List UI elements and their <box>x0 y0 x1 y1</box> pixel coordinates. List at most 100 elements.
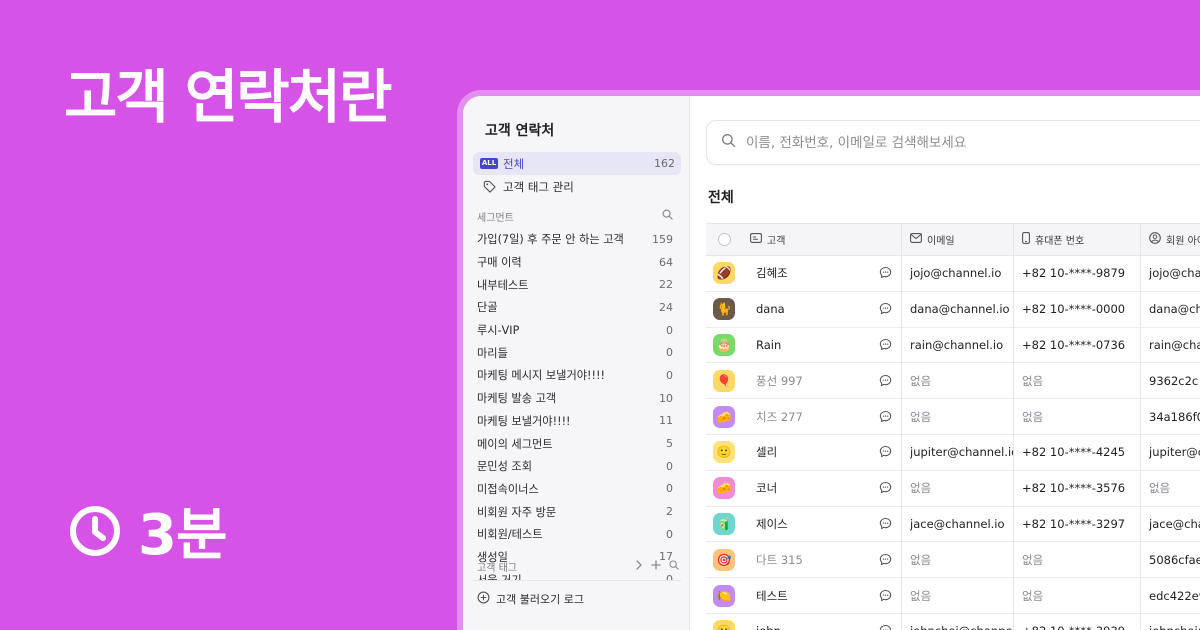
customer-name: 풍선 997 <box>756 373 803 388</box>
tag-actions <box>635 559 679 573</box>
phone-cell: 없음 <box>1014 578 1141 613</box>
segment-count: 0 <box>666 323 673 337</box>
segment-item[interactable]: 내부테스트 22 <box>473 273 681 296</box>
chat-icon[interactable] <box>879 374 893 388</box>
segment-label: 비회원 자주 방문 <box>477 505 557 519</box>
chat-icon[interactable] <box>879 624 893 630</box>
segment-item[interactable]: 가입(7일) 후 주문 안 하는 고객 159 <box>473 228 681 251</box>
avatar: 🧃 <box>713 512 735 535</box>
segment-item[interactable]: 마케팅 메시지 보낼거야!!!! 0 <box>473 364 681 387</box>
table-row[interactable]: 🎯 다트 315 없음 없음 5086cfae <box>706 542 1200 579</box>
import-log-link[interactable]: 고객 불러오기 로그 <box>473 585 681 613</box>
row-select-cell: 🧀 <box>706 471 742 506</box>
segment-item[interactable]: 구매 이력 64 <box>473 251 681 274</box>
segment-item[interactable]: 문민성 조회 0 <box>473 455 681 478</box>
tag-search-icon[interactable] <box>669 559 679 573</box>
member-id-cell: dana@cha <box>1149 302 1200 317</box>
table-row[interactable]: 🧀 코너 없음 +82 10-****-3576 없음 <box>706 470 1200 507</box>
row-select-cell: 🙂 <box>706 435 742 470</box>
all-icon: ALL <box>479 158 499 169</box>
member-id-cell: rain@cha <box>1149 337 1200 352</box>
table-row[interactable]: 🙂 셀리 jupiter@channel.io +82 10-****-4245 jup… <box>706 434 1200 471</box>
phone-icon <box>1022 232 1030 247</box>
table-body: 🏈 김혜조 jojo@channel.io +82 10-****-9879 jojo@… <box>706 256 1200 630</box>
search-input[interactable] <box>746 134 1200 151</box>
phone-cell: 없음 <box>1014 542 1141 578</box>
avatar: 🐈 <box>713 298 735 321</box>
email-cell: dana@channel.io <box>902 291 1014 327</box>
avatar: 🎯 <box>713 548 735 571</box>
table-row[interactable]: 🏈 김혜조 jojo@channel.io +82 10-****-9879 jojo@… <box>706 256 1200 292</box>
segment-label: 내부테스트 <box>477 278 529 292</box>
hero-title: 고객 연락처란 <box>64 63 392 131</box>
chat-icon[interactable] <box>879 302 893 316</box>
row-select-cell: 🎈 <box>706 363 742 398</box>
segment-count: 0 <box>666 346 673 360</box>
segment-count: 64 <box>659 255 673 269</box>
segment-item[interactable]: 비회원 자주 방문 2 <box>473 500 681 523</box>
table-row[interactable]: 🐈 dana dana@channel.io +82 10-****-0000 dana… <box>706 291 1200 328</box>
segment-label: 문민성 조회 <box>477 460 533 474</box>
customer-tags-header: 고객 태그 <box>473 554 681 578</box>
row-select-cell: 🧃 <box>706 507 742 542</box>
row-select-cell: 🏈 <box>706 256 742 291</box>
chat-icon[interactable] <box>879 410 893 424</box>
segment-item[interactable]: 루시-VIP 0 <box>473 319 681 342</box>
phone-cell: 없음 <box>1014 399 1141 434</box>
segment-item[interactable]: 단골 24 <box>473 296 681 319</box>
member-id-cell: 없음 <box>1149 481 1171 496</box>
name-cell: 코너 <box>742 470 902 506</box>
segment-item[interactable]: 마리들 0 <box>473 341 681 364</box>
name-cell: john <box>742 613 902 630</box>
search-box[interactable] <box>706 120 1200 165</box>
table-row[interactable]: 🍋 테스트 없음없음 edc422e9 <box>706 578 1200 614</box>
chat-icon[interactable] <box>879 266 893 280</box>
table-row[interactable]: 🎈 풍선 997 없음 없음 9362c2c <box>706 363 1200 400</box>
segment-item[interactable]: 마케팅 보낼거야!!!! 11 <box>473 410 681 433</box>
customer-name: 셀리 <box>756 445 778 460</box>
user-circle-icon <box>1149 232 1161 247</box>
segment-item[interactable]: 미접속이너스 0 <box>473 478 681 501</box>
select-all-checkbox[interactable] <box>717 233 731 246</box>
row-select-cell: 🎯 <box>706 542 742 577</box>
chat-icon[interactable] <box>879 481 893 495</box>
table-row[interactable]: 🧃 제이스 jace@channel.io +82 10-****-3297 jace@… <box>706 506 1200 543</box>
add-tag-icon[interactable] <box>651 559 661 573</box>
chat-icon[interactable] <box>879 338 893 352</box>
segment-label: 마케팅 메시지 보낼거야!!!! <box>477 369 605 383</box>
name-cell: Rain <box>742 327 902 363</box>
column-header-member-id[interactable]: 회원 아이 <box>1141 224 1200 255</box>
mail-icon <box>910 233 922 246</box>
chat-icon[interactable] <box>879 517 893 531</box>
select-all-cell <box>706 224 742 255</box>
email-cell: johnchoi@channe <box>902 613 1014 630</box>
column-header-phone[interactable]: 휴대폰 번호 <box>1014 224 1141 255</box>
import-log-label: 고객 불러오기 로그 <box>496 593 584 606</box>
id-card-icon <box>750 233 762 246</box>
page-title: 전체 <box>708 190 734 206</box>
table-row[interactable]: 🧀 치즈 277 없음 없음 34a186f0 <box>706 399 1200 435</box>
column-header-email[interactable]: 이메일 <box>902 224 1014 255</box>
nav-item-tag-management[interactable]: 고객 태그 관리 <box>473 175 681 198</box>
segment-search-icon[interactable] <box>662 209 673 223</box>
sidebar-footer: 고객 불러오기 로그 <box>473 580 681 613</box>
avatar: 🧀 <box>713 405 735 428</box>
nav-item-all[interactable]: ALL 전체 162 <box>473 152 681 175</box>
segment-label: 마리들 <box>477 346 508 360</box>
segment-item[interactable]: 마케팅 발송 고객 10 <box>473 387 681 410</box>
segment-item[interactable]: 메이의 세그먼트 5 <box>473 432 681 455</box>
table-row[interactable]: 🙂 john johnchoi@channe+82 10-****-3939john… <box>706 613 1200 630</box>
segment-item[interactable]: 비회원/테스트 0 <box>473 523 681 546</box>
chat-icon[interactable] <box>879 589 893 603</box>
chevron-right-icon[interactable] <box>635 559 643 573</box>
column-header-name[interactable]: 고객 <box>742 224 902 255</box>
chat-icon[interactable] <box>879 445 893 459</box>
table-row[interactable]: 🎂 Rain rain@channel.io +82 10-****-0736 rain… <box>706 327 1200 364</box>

++++++++++

▶ [Task requirements]: Arrange every line of the records above as a Markdown table with the columns "Row" and "Entry", numbering each row and skipping blank lines. Leave the pictures out of the answer.

▶ [Solved exercise]:
| Row | Entry |
|---|---|
| 1 | List UI elements and their <box>x0 y0 x1 y1</box> pixel coordinates. List at most 100 elements. |
| 2 | customer-name: 풍선 997 <box>756 373 803 388</box> |
| 3 | tag-actions <box>635 559 679 573</box> |
| 4 | phone-cell: 없음 <box>1014 578 1141 613</box> |
| 5 | segment-count: 0 <box>666 323 673 337</box> |
| 6 | segment-item[interactable]: 내부테스트 22 <box>473 273 681 296</box> |
| 7 | chat-icon[interactable] <box>879 374 893 388</box> |
| 8 | segment-label: 비회원 자주 방문 <box>477 505 557 519</box> |
| 9 | chat-icon[interactable] <box>879 624 893 630</box> |
| 10 | segment-item[interactable]: 가입(7일) 후 주문 안 하는 고객 159 <box>473 228 681 251</box> |
| 11 | avatar: 🧃 <box>713 512 735 535</box> |
| 12 | segment-item[interactable]: 마케팅 메시지 보낼거야!!!! 0 <box>473 364 681 387</box> |
| 13 | table-row[interactable]: 🎯 다트 315 없음 없음 5086cfae <box>706 542 1200 579</box> |
| 14 | import-log-link[interactable]: 고객 불러오기 로그 <box>473 585 681 613</box> |
| 15 | row-select-cell: 🧀 <box>706 471 742 506</box> |
| 16 | segment-item[interactable]: 구매 이력 64 <box>473 251 681 274</box> |
| 17 | segment-item[interactable]: 문민성 조회 0 <box>473 455 681 478</box> |
| 18 | tag-search-icon[interactable] <box>669 559 679 573</box> |
| 19 | member-id-cell: dana@cha <box>1149 302 1200 317</box> |
| 20 | table-row[interactable]: 🧀 코너 없음 +82 10-****-3576 없음 <box>706 470 1200 507</box> |
| 21 | row-select-cell: 🙂 <box>706 435 742 470</box> |
| 22 | all-icon: ALL <box>479 158 499 169</box> |
| 23 | member-id-cell: rain@cha <box>1149 337 1200 352</box> |
| 24 | table-row[interactable]: 🙂 셀리 jupiter@channel.io +82 10-****-4245 jup… <box>706 434 1200 471</box> |
| 25 | phone-icon <box>1022 232 1030 247</box> |
| 26 | table-body: 🏈 김혜조 jojo@channel.io +82 10-****-9879 jojo@… <box>706 256 1200 630</box> |
| 27 | search-input[interactable] <box>746 134 1200 151</box> |
| 28 | phone-cell: 없음 <box>1014 542 1141 578</box> |
| 29 | avatar: 🐈 <box>713 298 735 321</box> |
| 30 | email-cell: dana@channel.io <box>902 291 1014 327</box> |
| 31 | avatar: 🎯 <box>713 548 735 571</box> |
| 32 | table-row[interactable]: 🏈 김혜조 jojo@channel.io +82 10-****-9879 jojo@… <box>706 256 1200 292</box> |
| 33 | segment-label: 내부테스트 <box>477 278 529 292</box> |
| 34 | hero-title: 고객 연락처란 <box>64 63 392 131</box> |
| 35 | chat-icon[interactable] <box>879 302 893 316</box> |
| 36 | row-select-cell: 🎈 <box>706 363 742 398</box> |
| 37 | segment-count: 0 <box>666 346 673 360</box> |
| 38 | segment-count: 64 <box>659 255 673 269</box> |
| 39 | segment-item[interactable]: 비회원 자주 방문 2 <box>473 500 681 523</box> |
| 40 | table-row[interactable]: 🐈 dana dana@channel.io +82 10-****-0000 dana… <box>706 291 1200 328</box> |
| 41 | segment-label: 문민성 조회 <box>477 460 533 474</box> |
| 42 | customer-tags-header: 고객 태그 <box>473 554 681 578</box> |
| 43 | row-select-cell: 🧃 <box>706 507 742 542</box> |
| 44 | row-select-cell: 🏈 <box>706 256 742 291</box> |
| 45 | chat-icon[interactable] <box>879 410 893 424</box> |
| 46 | segment-item[interactable]: 루시-VIP 0 <box>473 319 681 342</box> |
| 47 | phone-cell: 없음 <box>1014 399 1141 434</box> |
| 48 | segment-item[interactable]: 단골 24 <box>473 296 681 319</box> |
| 49 | member-id-cell: 없음 <box>1149 481 1171 496</box> |
| 50 | name-cell: 코너 <box>742 470 902 506</box> |
| 51 | segment-item[interactable]: 마리들 0 <box>473 341 681 364</box> |
| 52 | name-cell: john <box>742 613 902 630</box> |
| 53 | search-box[interactable] <box>706 120 1200 165</box> |
| 54 | table-row[interactable]: 🍋 테스트 없음없음 edc422e9 <box>706 578 1200 614</box> |
| 55 | chat-icon[interactable] <box>879 266 893 280</box> |
| 56 | table-row[interactable]: 🎈 풍선 997 없음 없음 9362c2c <box>706 363 1200 400</box> |
| 57 | segment-item[interactable]: 마케팅 보낼거야!!!! 11 <box>473 410 681 433</box> |
| 58 | customer-name: 셀리 <box>756 445 778 460</box> |
| 59 | user-circle-icon <box>1149 232 1161 247</box> |
| 60 | segment-item[interactable]: 미접속이너스 0 <box>473 478 681 501</box> |
| 61 | select-all-checkbox[interactable] <box>717 233 731 246</box> |
| 62 | row-select-cell: 🎯 <box>706 542 742 577</box> |
| 63 | chat-icon[interactable] <box>879 481 893 495</box> |
| 64 | table-row[interactable]: 🧃 제이스 jace@channel.io +82 10-****-3297 jace@… <box>706 506 1200 543</box> |
| 65 | add-tag-icon[interactable] <box>651 559 661 573</box> |
| 66 | chat-icon[interactable] <box>879 338 893 352</box> |
| 67 | segment-label: 마케팅 메시지 보낼거야!!!! <box>477 369 605 383</box> |
| 68 | name-cell: Rain <box>742 327 902 363</box> |
| 69 | column-header-member-id[interactable]: 회원 아이 <box>1141 224 1200 255</box> |
| 70 | mail-icon <box>910 233 922 246</box> |
| 71 | chat-icon[interactable] <box>879 517 893 531</box> |
| 72 | select-all-cell <box>706 224 742 255</box> |
| 73 | email-cell: johnchoi@channe <box>902 613 1014 630</box> |
| 74 | column-header-phone[interactable]: 휴대폰 번호 <box>1014 224 1141 255</box> |
| 75 | import-log-label: 고객 불러오기 로그 <box>496 593 584 606</box> |
| 76 | id-card-icon <box>750 233 762 246</box> |
| 77 | page-title: 전체 <box>708 190 734 206</box> |
| 78 | table-row[interactable]: 🧀 치즈 277 없음 없음 34a186f0 <box>706 399 1200 435</box> |
| 79 | column-header-email[interactable]: 이메일 <box>902 224 1014 255</box> |
| 80 | nav-item-tag-management[interactable]: 고객 태그 관리 <box>473 175 681 198</box> |
| 81 | segment-search-icon[interactable] <box>662 209 673 223</box> |
| 82 | sidebar-footer: 고객 불러오기 로그 <box>473 580 681 613</box> |
| 83 | avatar: 🧀 <box>713 405 735 428</box> |
| 84 | nav-item-all[interactable]: ALL 전체 162 <box>473 152 681 175</box> |
| 85 | segment-label: 마리들 <box>477 346 508 360</box> |
| 86 | segment-item[interactable]: 마케팅 발송 고객 10 <box>473 387 681 410</box> |
| 87 | segment-item[interactable]: 메이의 세그먼트 5 <box>473 432 681 455</box> |
| 88 | table-row[interactable]: 🙂 john johnchoi@channe+82 10-****-3939john… <box>706 613 1200 630</box> |
| 89 | segment-item[interactable]: 비회원/테스트 0 <box>473 523 681 546</box> |
| 90 | chat-icon[interactable] <box>879 589 893 603</box> |
| 91 | chevron-right-icon[interactable] <box>635 559 643 573</box> |
| 92 | column-header-name[interactable]: 고객 <box>742 224 902 255</box> |
| 93 | chat-icon[interactable] <box>879 445 893 459</box> |
| 94 | table-row[interactable]: 🎂 Rain rain@channel.io +82 10-****-0736 rain… <box>706 327 1200 364</box> |